Required task: Your task is to print every entry below exactly as given.

Data entries:
----------

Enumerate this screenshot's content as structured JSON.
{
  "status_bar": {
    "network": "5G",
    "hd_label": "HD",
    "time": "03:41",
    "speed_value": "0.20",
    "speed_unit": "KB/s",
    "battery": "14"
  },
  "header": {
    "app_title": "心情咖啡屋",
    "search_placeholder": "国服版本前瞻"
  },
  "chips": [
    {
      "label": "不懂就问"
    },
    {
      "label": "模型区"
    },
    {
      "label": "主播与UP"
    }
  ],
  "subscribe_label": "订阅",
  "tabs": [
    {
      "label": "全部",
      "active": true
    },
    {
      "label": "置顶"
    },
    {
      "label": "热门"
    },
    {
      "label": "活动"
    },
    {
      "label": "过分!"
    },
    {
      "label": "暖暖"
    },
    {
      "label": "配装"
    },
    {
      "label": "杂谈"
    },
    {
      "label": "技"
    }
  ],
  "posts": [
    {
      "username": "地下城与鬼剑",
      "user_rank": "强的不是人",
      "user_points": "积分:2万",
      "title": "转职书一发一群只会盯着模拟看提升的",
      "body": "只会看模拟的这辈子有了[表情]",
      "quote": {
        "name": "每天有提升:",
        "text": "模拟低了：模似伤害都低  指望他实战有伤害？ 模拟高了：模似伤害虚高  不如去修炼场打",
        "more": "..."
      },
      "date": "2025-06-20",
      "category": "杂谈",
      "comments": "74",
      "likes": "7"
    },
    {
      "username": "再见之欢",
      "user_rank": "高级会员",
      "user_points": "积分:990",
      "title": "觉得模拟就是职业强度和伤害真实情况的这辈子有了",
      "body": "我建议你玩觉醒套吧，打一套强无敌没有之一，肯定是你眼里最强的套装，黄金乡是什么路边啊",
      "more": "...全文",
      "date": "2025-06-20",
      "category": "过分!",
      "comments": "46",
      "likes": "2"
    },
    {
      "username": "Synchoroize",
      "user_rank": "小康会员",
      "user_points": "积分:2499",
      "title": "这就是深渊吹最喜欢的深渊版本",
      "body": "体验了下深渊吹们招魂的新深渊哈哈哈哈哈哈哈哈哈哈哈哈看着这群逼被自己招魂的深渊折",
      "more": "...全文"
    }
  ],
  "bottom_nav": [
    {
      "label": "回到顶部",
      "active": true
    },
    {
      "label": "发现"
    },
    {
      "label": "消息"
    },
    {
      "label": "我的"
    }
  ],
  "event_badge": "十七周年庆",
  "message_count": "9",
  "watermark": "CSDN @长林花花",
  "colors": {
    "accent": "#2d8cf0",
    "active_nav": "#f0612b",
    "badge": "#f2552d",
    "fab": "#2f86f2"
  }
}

----------

Solved exercise:
Enumerate this screenshot's content as structured JSON.
{
  "status_bar": {
    "network": "5G",
    "hd_label": "HD",
    "time": "03:41",
    "speed_value": "0.20",
    "speed_unit": "KB/s",
    "battery": "14"
  },
  "header": {
    "app_title": "心情咖啡屋",
    "search_placeholder": "国服版本前瞻"
  },
  "chips": [
    {
      "label": "不懂就问"
    },
    {
      "label": "模型区"
    },
    {
      "label": "主播与UP"
    }
  ],
  "subscribe_label": "订阅",
  "tabs": [
    {
      "label": "全部",
      "active": true
    },
    {
      "label": "置顶"
    },
    {
      "label": "热门"
    },
    {
      "label": "活动"
    },
    {
      "label": "过分!"
    },
    {
      "label": "暖暖"
    },
    {
      "label": "配装"
    },
    {
      "label": "杂谈"
    },
    {
      "label": "技"
    }
  ],
  "posts": [
    {
      "username": "地下城与鬼剑",
      "user_rank": "强的不是人",
      "user_points": "积分:2万",
      "title": "转职书一发一群只会盯着模拟看提升的",
      "body": "只会看模拟的这辈子有了[表情]",
      "quote": {
        "name": "每天有提升:",
        "text": "模拟低了：模似伤害都低  指望他实战有伤害？ 模拟高了：模似伤害虚高  不如去修炼场打",
        "more": "..."
      },
      "date": "2025-06-20",
      "category": "杂谈",
      "comments": "74",
      "likes": "7"
    },
    {
      "username": "再见之欢",
      "user_rank": "高级会员",
      "user_points": "积分:990",
      "title": "觉得模拟就是职业强度和伤害真实情况的这辈子有了",
      "body": "我建议你玩觉醒套吧，打一套强无敌没有之一，肯定是你眼里最强的套装，黄金乡是什么路边啊",
      "more": "...全文",
      "date": "2025-06-20",
      "category": "过分!",
      "comments": "46",
      "likes": "2"
    },
    {
      "username": "Synchoroize",
      "user_rank": "小康会员",
      "user_points": "积分:2499",
      "title": "这就是深渊吹最喜欢的深渊版本",
      "body": "体验了下深渊吹们招魂的新深渊哈哈哈哈哈哈哈哈哈哈哈哈看着这群逼被自己招魂的深渊折",
      "more": "...全文"
    }
  ],
  "bottom_nav": [
    {
      "label": "回到顶部",
      "active": true
    },
    {
      "label": "发现"
    },
    {
      "label": "消息"
    },
    {
      "label": "我的"
    }
  ],
  "event_badge": "十七周年庆",
  "message_count": "9",
  "watermark": "CSDN @长林花花",
  "colors": {
    "accent": "#2d8cf0",
    "active_nav": "#f0612b",
    "badge": "#f2552d",
    "fab": "#2f86f2"
  }
}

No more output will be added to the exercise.